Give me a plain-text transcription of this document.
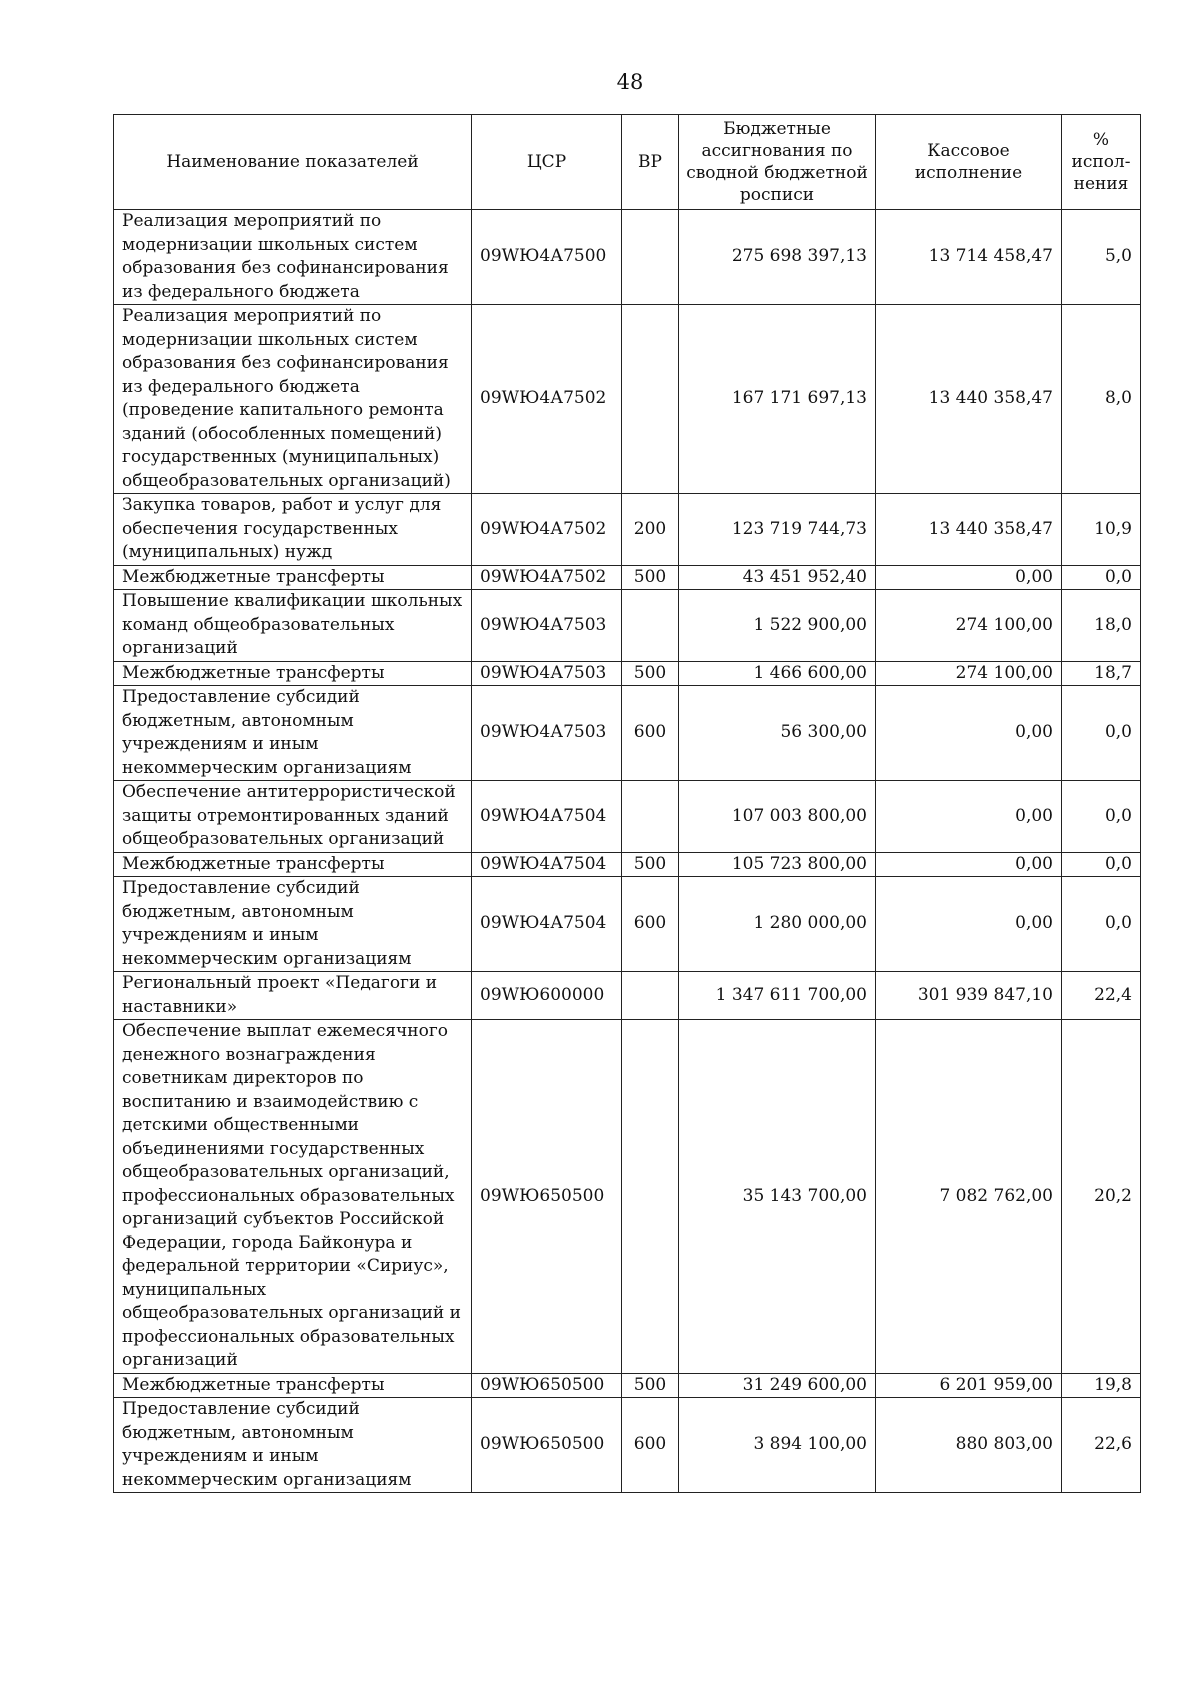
48
Наименование показателей	ЦСР	ВР	Бюджетные ассигнования по сводной бюджетной росписи	Кассовое исполнение	% испол-нения
Реализация мероприятий по модернизации школьных систем образования без софинансирования из федерального бюджета	09WЮ4А7500		275 698 397,13	13 714 458,47	5,0
Реализация мероприятий по модернизации школьных систем образования без софинансирования из федерального бюджета (проведение капитального ремонта зданий (обособленных помещений) государственных (муниципальных) общеобразовательных организаций)	09WЮ4А7502		167 171 697,13	13 440 358,47	8,0
Закупка товаров, работ и услуг для обеспечения государственных (муниципальных) нужд	09WЮ4А7502	200	123 719 744,73	13 440 358,47	10,9
Межбюджетные трансферты	09WЮ4А7502	500	43 451 952,40	0,00	0,0
Повышение квалификации школьных команд общеобразовательных организаций	09WЮ4А7503		1 522 900,00	274 100,00	18,0
Межбюджетные трансферты	09WЮ4А7503	500	1 466 600,00	274 100,00	18,7
Предоставление субсидий бюджетным, автономным учреждениям и иным некоммерческим организациям	09WЮ4А7503	600	56 300,00	0,00	0,0
Обеспечение антитеррористической защиты отремонтированных зданий общеобразовательных организаций	09WЮ4А7504		107 003 800,00	0,00	0,0
Межбюджетные трансферты	09WЮ4А7504	500	105 723 800,00	0,00	0,0
Предоставление субсидий бюджетным, автономным учреждениям и иным некоммерческим организациям	09WЮ4А7504	600	1 280 000,00	0,00	0,0
Региональный проект «Педагоги и наставники»	09WЮ600000		1 347 611 700,00	301 939 847,10	22,4
Обеспечение выплат ежемесячного денежного вознаграждения советникам директоров по воспитанию и взаимодействию с детскими общественными объединениями государственных общеобразовательных организаций, профессиональных образовательных организаций субъектов Российской Федерации, города Байконура и федеральной территории «Сириус», муниципальных общеобразовательных организаций и профессиональных образовательных организаций	09WЮ650500		35 143 700,00	7 082 762,00	20,2
Межбюджетные трансферты	09WЮ650500	500	31 249 600,00	6 201 959,00	19,8
Предоставление субсидий бюджетным, автономным учреждениям и иным некоммерческим организациям	09WЮ650500	600	3 894 100,00	880 803,00	22,6
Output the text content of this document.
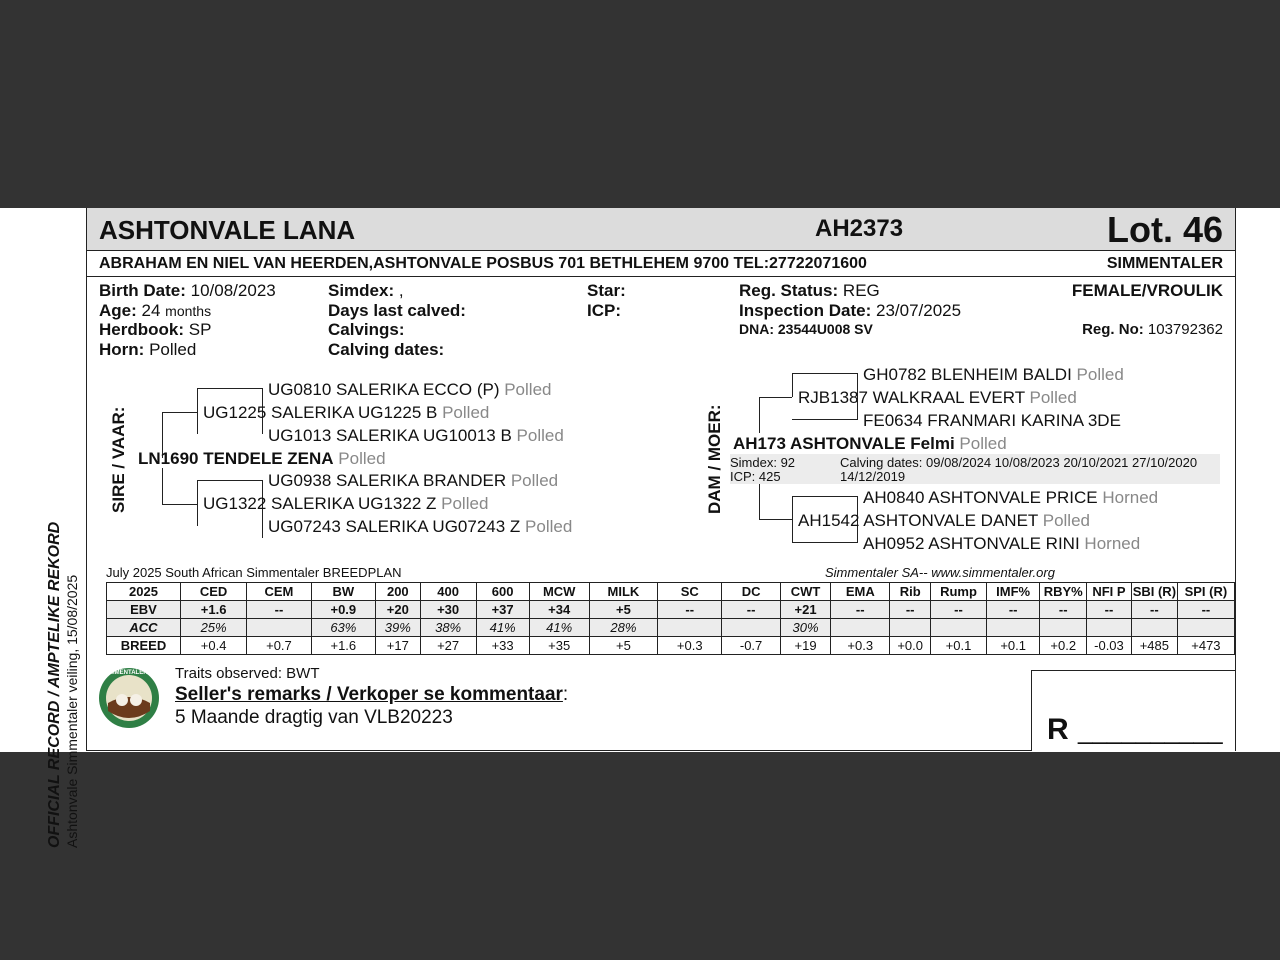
OFFICIAL RECORD / AMPTELIKE REKORD Ashtonvale Simmentaler veiling, 15/08/2025
ASHTONVALE LANA	AH2373	Lot. 46
ABRAHAM EN NIEL VAN HEERDEN,ASHTONVALE POSBUS 701 BETHLEHEM 9700 TEL:27722071600	SIMMENTALER
Birth Date: 10/08/2023
Age: 24 months
Herdbook: SP
Horn: Polled
Simdex: ,
Days last calved:
Calvings:
Calving dates:
Star:
ICP:
Reg. Status: REG
Inspection Date: 23/07/2025
DNA: 23544U008 SV
FEMALE/VROULIK
Reg. No: 103792362
SIRE / VAAR:
UG0810 SALERIKA ECCO (P) Polled
UG1225 SALERIKA UG1225 B Polled
UG1013 SALERIKA UG10013 B Polled
LN1690 TENDELE ZENA Polled
UG0938 SALERIKA BRANDER Polled
UG1322 SALERIKA UG1322 Z Polled
UG07243 SALERIKA UG07243 Z Polled
DAM / MOER:
GH0782 BLENHEIM BALDI Polled
RJB1387 WALKRAAL EVERT Polled
FE0634 FRANMARI KARINA 3DE
AH173 ASHTONVALE Felmi Polled
Simdex: 92
ICP: 425
Calving dates: 09/08/2024 10/08/2023 20/10/2021 27/10/2020
14/12/2019
AH0840 ASHTONVALE PRICE Horned
AH1542 ASHTONVALE DANET Polled
AH0952 ASHTONVALE RINI Horned
July 2025 South African Simmentaler BREEDPLAN	Simmentaler SA-- www.simmentaler.org
2025	CED	CEM	BW	200	400	600	MCW	MILK	SC	DC	CWT	EMA	Rib	Rump	IMF%	RBY%	NFI P	SBI (R)	SPI (R)
EBV	+1.6	--	+0.9	+20	+30	+37	+34	+5	--	--	+21	--	--	--	--	--	--	--	--
ACC	25%		63%	39%	38%	41%	41%	28%			30%								
BREED	+0.4	+0.7	+1.6	+17	+27	+33	+35	+5	+0.3	-0.7	+19	+0.3	+0.0	+0.1	+0.1	+0.2	-0.03	+485	+473
SIMMENTALER Traits observed: BWT
Seller's remarks / Verkoper se kommentaar:
5 Maande dragtig van VLB20223	R __________
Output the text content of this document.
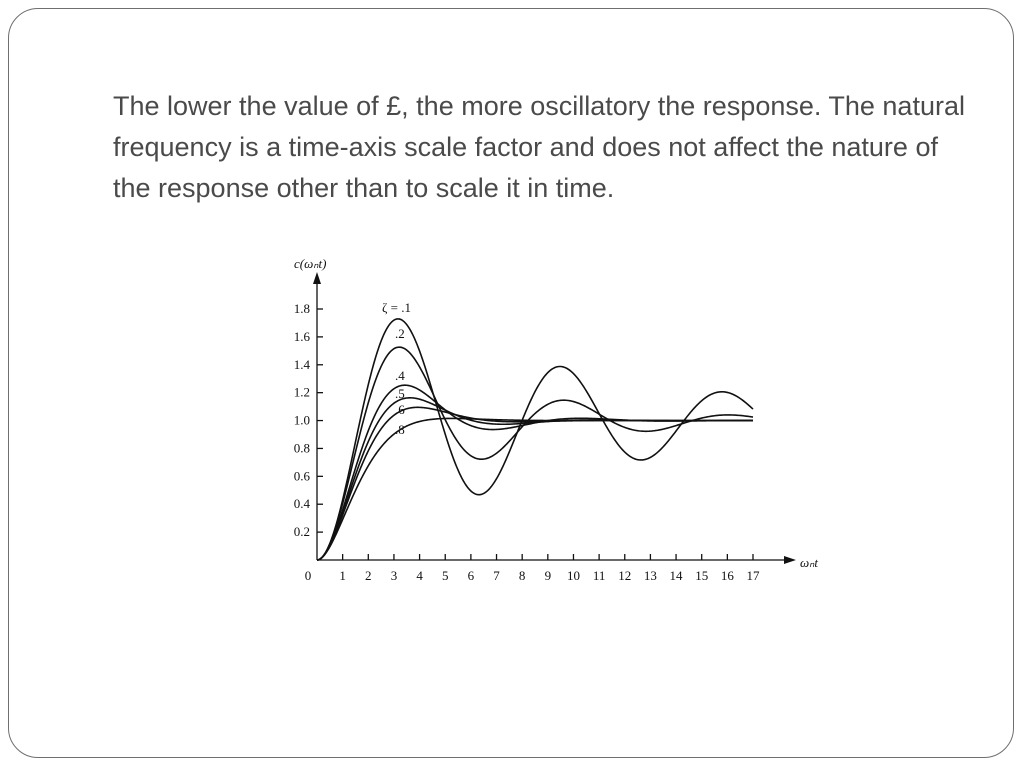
The lower the value of £, the more oscillatory the response. The natural frequency is a time-axis scale factor and does not affect the nature of the response other than to scale it in time.
0.2
0.4
0.6
0.8
1.0
1.2
1.4
1.6
1.8
0 1 2 3 4 5 6 7 8 9 10 11 12 13 14 15 16 17
c(ωₙt)
ωₙt
ζ = .1
.2
.4
.5
.6
.8
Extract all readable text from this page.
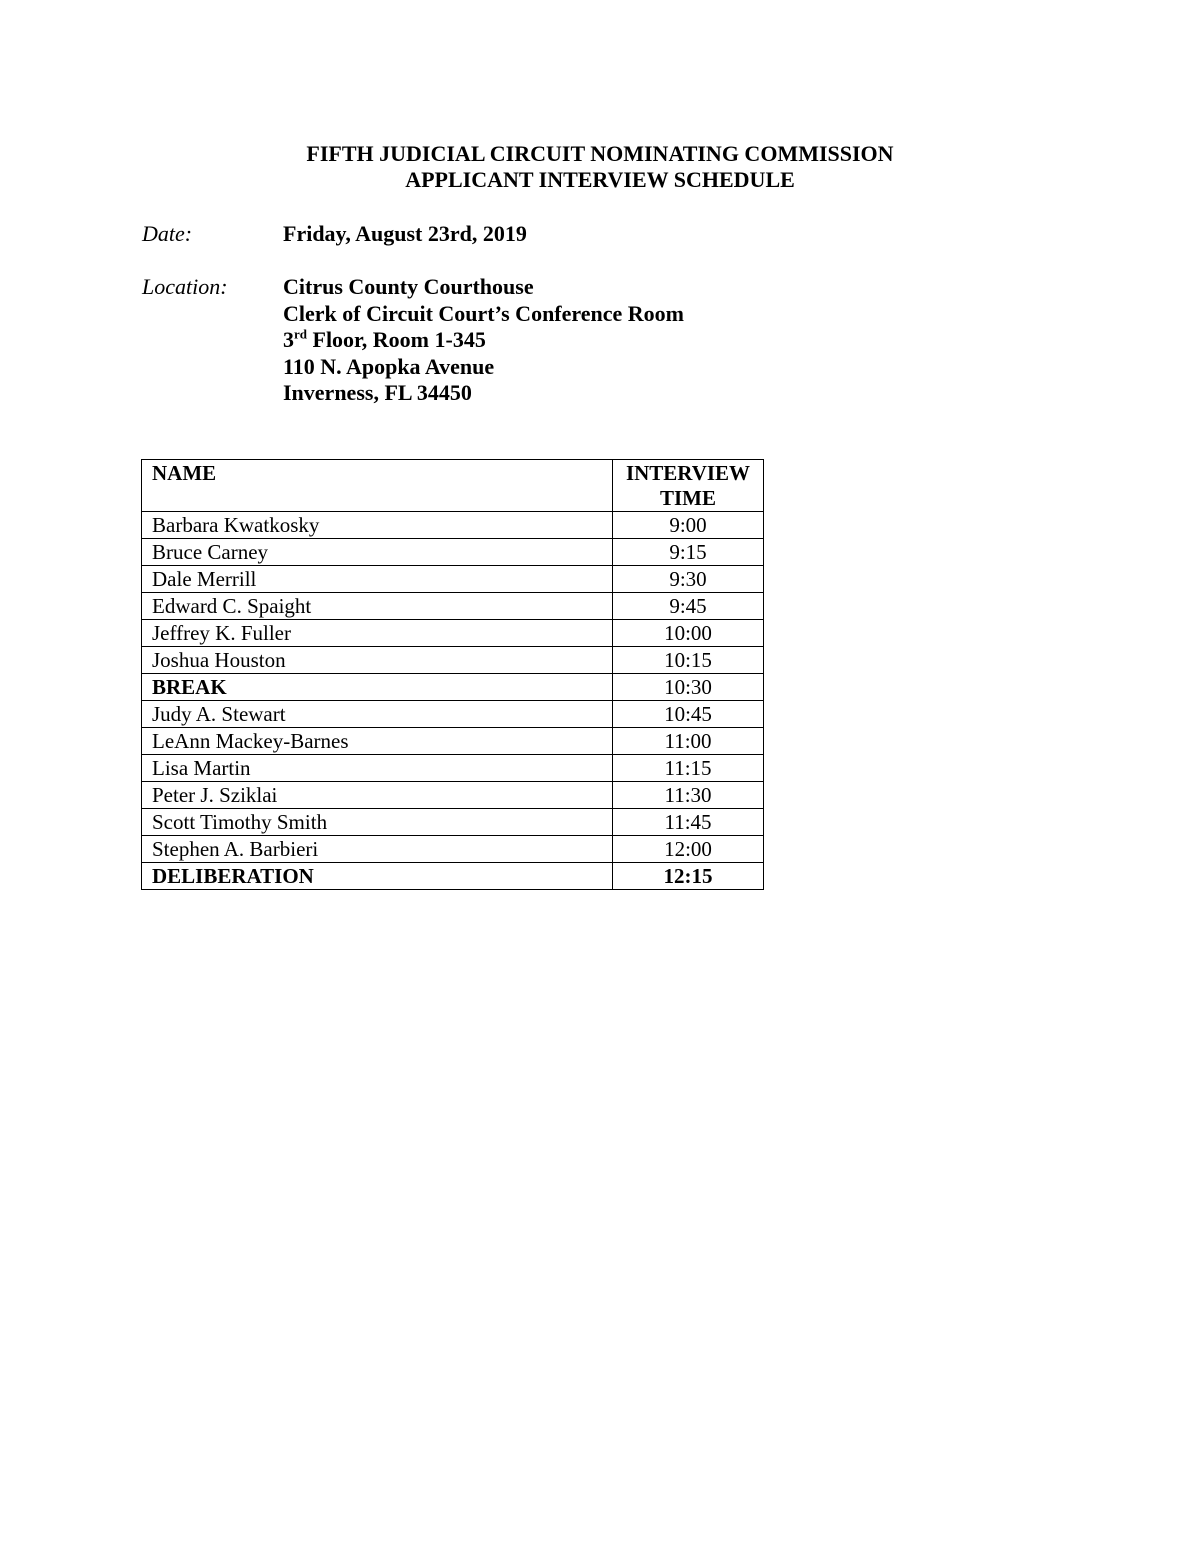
FIFTH JUDICIAL CIRCUIT NOMINATING COMMISSION
APPLICANT INTERVIEW SCHEDULE
Date:	Friday, August 23rd, 2019
Location:	Citrus County Courthouse
Clerk of Circuit Court’s Conference Room
3rd Floor, Room 1-345
110 N. Apopka Avenue
Inverness, FL 34450
NAME	INTERVIEW
TIME
Barbara Kwatkosky	9:00
Bruce Carney	9:15
Dale Merrill	9:30
Edward C. Spaight	9:45
Jeffrey K. Fuller	10:00
Joshua Houston	10:15
BREAK	10:30
Judy A. Stewart	10:45
LeAnn Mackey-Barnes	11:00
Lisa Martin	11:15
Peter J. Sziklai	11:30
Scott Timothy Smith	11:45
Stephen A. Barbieri	12:00
DELIBERATION	12:15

------------------------------------------------------------

• Problem to work on
The records above must be printed exactly; the pictures stay out.

• The solution
Give me a plain-text transcription of this document.
48
Наименование показателей	ЦСР	ВР	Бюджетные ассигнования по сводной бюджетной росписи	Кассовое исполнение	% испол-нения
Реализация мероприятий по модернизации школьных систем образования без софинансирования из федерального бюджета	09WЮ4А7500		275 698 397,13	13 714 458,47	5,0
Реализация мероприятий по модернизации школьных систем образования без софинансирования из федерального бюджета (проведение капитального ремонта зданий (обособленных помещений) государственных (муниципальных) общеобразовательных организаций)	09WЮ4А7502		167 171 697,13	13 440 358,47	8,0
Закупка товаров, работ и услуг для обеспечения государственных (муниципальных) нужд	09WЮ4А7502	200	123 719 744,73	13 440 358,47	10,9
Межбюджетные трансферты	09WЮ4А7502	500	43 451 952,40	0,00	0,0
Повышение квалификации школьных команд общеобразовательных организаций	09WЮ4А7503		1 522 900,00	274 100,00	18,0
Межбюджетные трансферты	09WЮ4А7503	500	1 466 600,00	274 100,00	18,7
Предоставление субсидий бюджетным, автономным учреждениям и иным некоммерческим организациям	09WЮ4А7503	600	56 300,00	0,00	0,0
Обеспечение антитеррористической защиты отремонтированных зданий общеобразовательных организаций	09WЮ4А7504		107 003 800,00	0,00	0,0
Межбюджетные трансферты	09WЮ4А7504	500	105 723 800,00	0,00	0,0
Предоставление субсидий бюджетным, автономным учреждениям и иным некоммерческим организациям	09WЮ4А7504	600	1 280 000,00	0,00	0,0
Региональный проект «Педагоги и наставники»	09WЮ600000		1 347 611 700,00	301 939 847,10	22,4
Обеспечение выплат ежемесячного денежного вознаграждения советникам директоров по воспитанию и взаимодействию с детскими общественными объединениями государственных общеобразовательных организаций, профессиональных образовательных организаций субъектов Российской Федерации, города Байконура и федеральной территории «Сириус», муниципальных общеобразовательных организаций и профессиональных образовательных организаций	09WЮ650500		35 143 700,00	7 082 762,00	20,2
Межбюджетные трансферты	09WЮ650500	500	31 249 600,00	6 201 959,00	19,8
Предоставление субсидий бюджетным, автономным учреждениям и иным некоммерческим организациям	09WЮ650500	600	3 894 100,00	880 803,00	22,6
Output the text content of this document.
OFFICIAL RECORD / AMPTELIKE REKORD Ashtonvale Simmentaler veiling, 15/08/2025
ASHTONVALE LANA	AH2373	Lot. 46
ABRAHAM EN NIEL VAN HEERDEN,ASHTONVALE POSBUS 701 BETHLEHEM 9700 TEL:27722071600	SIMMENTALER
Birth Date: 10/08/2023
Age: 24 months
Herdbook: SP
Horn: Polled
Simdex: ,
Days last calved:
Calvings:
Calving dates:
Star:
ICP:
Reg. Status: REG
Inspection Date: 23/07/2025
DNA: 23544U008 SV
FEMALE/VROULIK
Reg. No: 103792362
SIRE / VAAR:
UG0810 SALERIKA ECCO (P) Polled
UG1225 SALERIKA UG1225 B Polled
UG1013 SALERIKA UG10013 B Polled
LN1690 TENDELE ZENA Polled
UG0938 SALERIKA BRANDER Polled
UG1322 SALERIKA UG1322 Z Polled
UG07243 SALERIKA UG07243 Z Polled
DAM / MOER:
GH0782 BLENHEIM BALDI Polled
RJB1387 WALKRAAL EVERT Polled
FE0634 FRANMARI KARINA 3DE
AH173 ASHTONVALE Felmi Polled
Simdex: 92
ICP: 425
Calving dates: 09/08/2024 10/08/2023 20/10/2021 27/10/2020
14/12/2019
AH0840 ASHTONVALE PRICE Horned
AH1542 ASHTONVALE DANET Polled
AH0952 ASHTONVALE RINI Horned
July 2025 South African Simmentaler BREEDPLAN	Simmentaler SA-- www.simmentaler.org
2025	CED	CEM	BW	200	400	600	MCW	MILK	SC	DC	CWT	EMA	Rib	Rump	IMF%	RBY%	NFI P	SBI (R)	SPI (R)
EBV	+1.6	--	+0.9	+20	+30	+37	+34	+5	--	--	+21	--	--	--	--	--	--	--	--
ACC	25%		63%	39%	38%	41%	41%	28%			30%								
BREED	+0.4	+0.7	+1.6	+17	+27	+33	+35	+5	+0.3	-0.7	+19	+0.3	+0.0	+0.1	+0.1	+0.2	-0.03	+485	+473
SIMMENTALER Traits observed: BWT
Seller's remarks / Verkoper se kommentaar:
5 Maande dragtig van VLB20223	R __________
Output the text content of this document.
The lower the value of £, the more oscillatory the response. The natural frequency is a time-axis scale factor and does not affect the nature of the response other than to scale it in time.
0.2
0.4
0.6
0.8
1.0
1.2
1.4
1.6
1.8
0 1 2 3 4 5 6 7 8 9 10 11 12 13 14 15 16 17
c(ωₙt)
ωₙt
ζ = .1
.2
.4
.5
.6
.8
Extract all readable text from this page.
FIFTH JUDICIAL CIRCUIT NOMINATING COMMISSION
APPLICANT INTERVIEW SCHEDULE
Date:	Friday, August 23rd, 2019
Location:	Citrus County Courthouse
Clerk of Circuit Court’s Conference Room
3rd Floor, Room 1-345
110 N. Apopka Avenue
Inverness, FL 34450
NAME	INTERVIEW
TIME
Barbara Kwatkosky	9:00
Bruce Carney	9:15
Dale Merrill	9:30
Edward C. Spaight	9:45
Jeffrey K. Fuller	10:00
Joshua Houston	10:15
BREAK	10:30
Judy A. Stewart	10:45
LeAnn Mackey-Barnes	11:00
Lisa Martin	11:15
Peter J. Sziklai	11:30
Scott Timothy Smith	11:45
Stephen A. Barbieri	12:00
DELIBERATION	12:15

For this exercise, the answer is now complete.